### Written task
Write each record again exactly as it stands.

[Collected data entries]
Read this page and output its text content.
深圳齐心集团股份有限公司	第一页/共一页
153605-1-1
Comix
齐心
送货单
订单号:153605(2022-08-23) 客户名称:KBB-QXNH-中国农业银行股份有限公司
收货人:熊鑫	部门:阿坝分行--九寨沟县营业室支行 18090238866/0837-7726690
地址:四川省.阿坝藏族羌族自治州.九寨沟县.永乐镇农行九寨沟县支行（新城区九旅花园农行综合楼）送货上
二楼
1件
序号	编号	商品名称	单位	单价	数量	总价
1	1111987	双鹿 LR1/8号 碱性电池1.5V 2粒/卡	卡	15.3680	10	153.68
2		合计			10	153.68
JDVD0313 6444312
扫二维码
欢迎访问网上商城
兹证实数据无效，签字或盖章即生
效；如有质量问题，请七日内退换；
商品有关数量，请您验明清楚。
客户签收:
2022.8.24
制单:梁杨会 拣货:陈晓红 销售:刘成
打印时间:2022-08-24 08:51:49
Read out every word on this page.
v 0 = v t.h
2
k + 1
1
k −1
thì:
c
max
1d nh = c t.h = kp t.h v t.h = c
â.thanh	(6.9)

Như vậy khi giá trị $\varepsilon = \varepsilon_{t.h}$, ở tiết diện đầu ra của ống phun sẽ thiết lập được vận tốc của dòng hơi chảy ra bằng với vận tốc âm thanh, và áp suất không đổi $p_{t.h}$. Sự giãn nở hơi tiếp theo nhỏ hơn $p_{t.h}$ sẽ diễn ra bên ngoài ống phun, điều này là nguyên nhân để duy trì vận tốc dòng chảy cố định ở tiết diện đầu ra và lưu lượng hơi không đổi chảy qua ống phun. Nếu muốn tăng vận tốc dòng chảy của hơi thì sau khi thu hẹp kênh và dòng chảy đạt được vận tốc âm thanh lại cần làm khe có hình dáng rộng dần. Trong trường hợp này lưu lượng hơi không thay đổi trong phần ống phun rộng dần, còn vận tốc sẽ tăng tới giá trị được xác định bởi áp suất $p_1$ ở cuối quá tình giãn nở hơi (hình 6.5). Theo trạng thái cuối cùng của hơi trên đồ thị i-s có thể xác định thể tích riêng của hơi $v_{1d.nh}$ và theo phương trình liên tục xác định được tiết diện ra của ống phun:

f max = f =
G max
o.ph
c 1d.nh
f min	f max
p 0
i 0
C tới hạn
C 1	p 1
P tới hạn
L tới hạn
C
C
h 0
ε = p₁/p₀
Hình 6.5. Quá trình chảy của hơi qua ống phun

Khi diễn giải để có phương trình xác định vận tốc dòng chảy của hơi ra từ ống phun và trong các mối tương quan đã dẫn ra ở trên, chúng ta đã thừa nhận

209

### Task response
Read this page and output its text content.
深圳齐心集团股份有限公司	第一页/共一页
153605-1-1
Comix
齐心
送货单
订单号:153605(2022-08-23) 客户名称:KBB-QXNH-中国农业银行股份有限公司
收货人:熊鑫	部门:阿坝分行--九寨沟县营业室支行 18090238866/0837-7726690
地址:四川省.阿坝藏族羌族自治州.九寨沟县.永乐镇农行九寨沟县支行（新城区九旅花园农行综合楼）送货上
二楼
1件
序号	编号	商品名称	单位	单价	数量	总价
1	1111987	双鹿 LR1/8号 碱性电池1.5V 2粒/卡	卡	15.3680	10	153.68
2		合计			10	153.68
JDVD0313 6444312
扫二维码
欢迎访问网上商城
兹证实数据无效，签字或盖章即生
效；如有质量问题，请七日内退换；
商品有关数量，请您验明清楚。
客户签收:
2022.8.24
制单:梁杨会 拣货:陈晓红 销售:刘成
打印时间:2022-08-24 08:51:49
Read out every word on this page.
v 0 = v t.h
2
k + 1
1
k −1
thì:
c
max
1d nh = c t.h = kp t.h v t.h = c
â.thanh	(6.9)

Như vậy khi giá trị $\varepsilon = \varepsilon_{t.h}$, ở tiết diện đầu ra của ống phun sẽ thiết lập được vận tốc của dòng hơi chảy ra bằng với vận tốc âm thanh, và áp suất không đổi $p_{t.h}$. Sự giãn nở hơi tiếp theo nhỏ hơn $p_{t.h}$ sẽ diễn ra bên ngoài ống phun, điều này là nguyên nhân để duy trì vận tốc dòng chảy cố định ở tiết diện đầu ra và lưu lượng hơi không đổi chảy qua ống phun. Nếu muốn tăng vận tốc dòng chảy của hơi thì sau khi thu hẹp kênh và dòng chảy đạt được vận tốc âm thanh lại cần làm khe có hình dáng rộng dần. Trong trường hợp này lưu lượng hơi không thay đổi trong phần ống phun rộng dần, còn vận tốc sẽ tăng tới giá trị được xác định bởi áp suất $p_1$ ở cuối quá tình giãn nở hơi (hình 6.5). Theo trạng thái cuối cùng của hơi trên đồ thị i-s có thể xác định thể tích riêng của hơi $v_{1d.nh}$ và theo phương trình liên tục xác định được tiết diện ra của ống phun:

f max = f =
G max
o.ph
c 1d.nh
f min	f max
p 0
i 0
C tới hạn
C 1	p 1
P tới hạn
L tới hạn
C
C
h 0
ε = p₁/p₀
Hình 6.5. Quá trình chảy của hơi qua ống phun

Khi diễn giải để có phương trình xác định vận tốc dòng chảy của hơi ra từ ống phun và trong các mối tương quan đã dẫn ra ở trên, chúng ta đã thừa nhận

209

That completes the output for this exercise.